- **TASK DESCRIPTION**:
Would you pull out every line of the material that contains the string "title"?

- **INPUT DATA**:
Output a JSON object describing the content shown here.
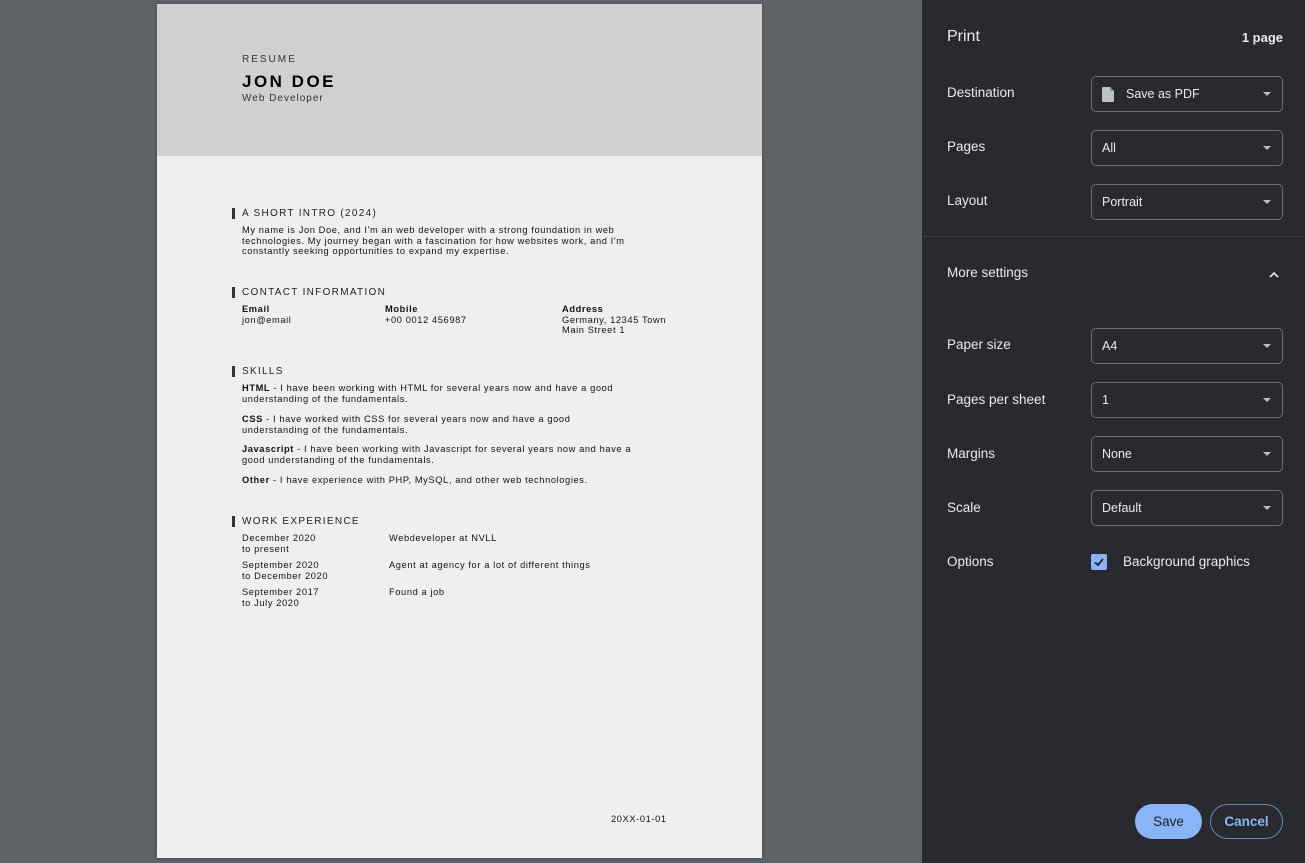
{
  "resume": {
    "label": "RESUME",
    "name": "JON DOE",
    "role": "Web Developer",
    "intro": {
      "title": "A SHORT INTRO (2024)",
      "line1": "My name is Jon Doe, and I'm an web developer with a strong foundation in web",
      "line2": "technologies. My journey began with a fascination for how websites work, and I'm",
      "line3": "constantly seeking opportunities to expand my expertise."
    },
    "contact": {
      "title": "CONTACT INFORMATION",
      "email_label": "Email",
      "email_value": "jon@email",
      "mobile_label": "Mobile",
      "mobile_value": "+00 0012 456987",
      "address_label": "Address",
      "address_line1": "Germany, 12345 Town",
      "address_line2": "Main Street 1"
    },
    "skills": {
      "title": "SKILLS",
      "items": [
        {
          "name": "HTML",
          "line1": " - I have been working with HTML for several years now and have a good",
          "line2": "understanding of the fundamentals."
        },
        {
          "name": "CSS",
          "line1": " - I have worked with CSS for several years now and have a good",
          "line2": "understanding of the fundamentals."
        },
        {
          "name": "Javascript",
          "line1": " - I have been working with Javascript for several years now and have a",
          "line2": "good understanding of the fundamentals."
        },
        {
          "name": "Other",
          "line1": " - I have experience with PHP, MySQL, and other web technologies.",
          "line2": ""
        }
      ]
    },
    "work": {
      "title": "WORK EXPERIENCE",
      "items": [
        {
          "from": "December 2020",
          "to": "to present",
          "desc": "Webdeveloper at NVLL"
        },
        {
          "from": "September 2020",
          "to": "to December 2020",
          "desc": "Agent at agency for a lot of different things"
        },
        {
          "from": "September 2017",
          "to": "to July 2020",
          "desc": "Found a job"
        }
      ]
    },
    "footer_date": "20XX-01-01"
  },
  "print": {
    "title": "Print",
    "page_count": "1 page",
    "destination": {
      "label": "Destination",
      "value": "Save as PDF"
    },
    "pages": {
      "label": "Pages",
      "value": "All"
    },
    "layout": {
      "label": "Layout",
      "value": "Portrait"
    },
    "more_settings": "More settings",
    "paper_size": {
      "label": "Paper size",
      "value": "A4"
    },
    "pages_per_sheet": {
      "label": "Pages per sheet",
      "value": "1"
    },
    "margins": {
      "label": "Margins",
      "value": "None"
    },
    "scale": {
      "label": "Scale",
      "value": "Default"
    },
    "options": {
      "label": "Options",
      "background_graphics": "Background graphics",
      "background_graphics_checked": true
    },
    "save_label": "Save",
    "cancel_label": "Cancel"
  },
  "colors": {
    "sidebar_bg": "#292a2d",
    "accent": "#8ab4f8",
    "preview_bg": "#5f6368"
  }
}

- **ANSWER FOR THE TASK**:
      "title": "A SHORT INTRO (2024)",
      "title": "CONTACT INFORMATION",
      "title": "SKILLS",
      "title": "WORK EXPERIENCE",
    "title": "Print",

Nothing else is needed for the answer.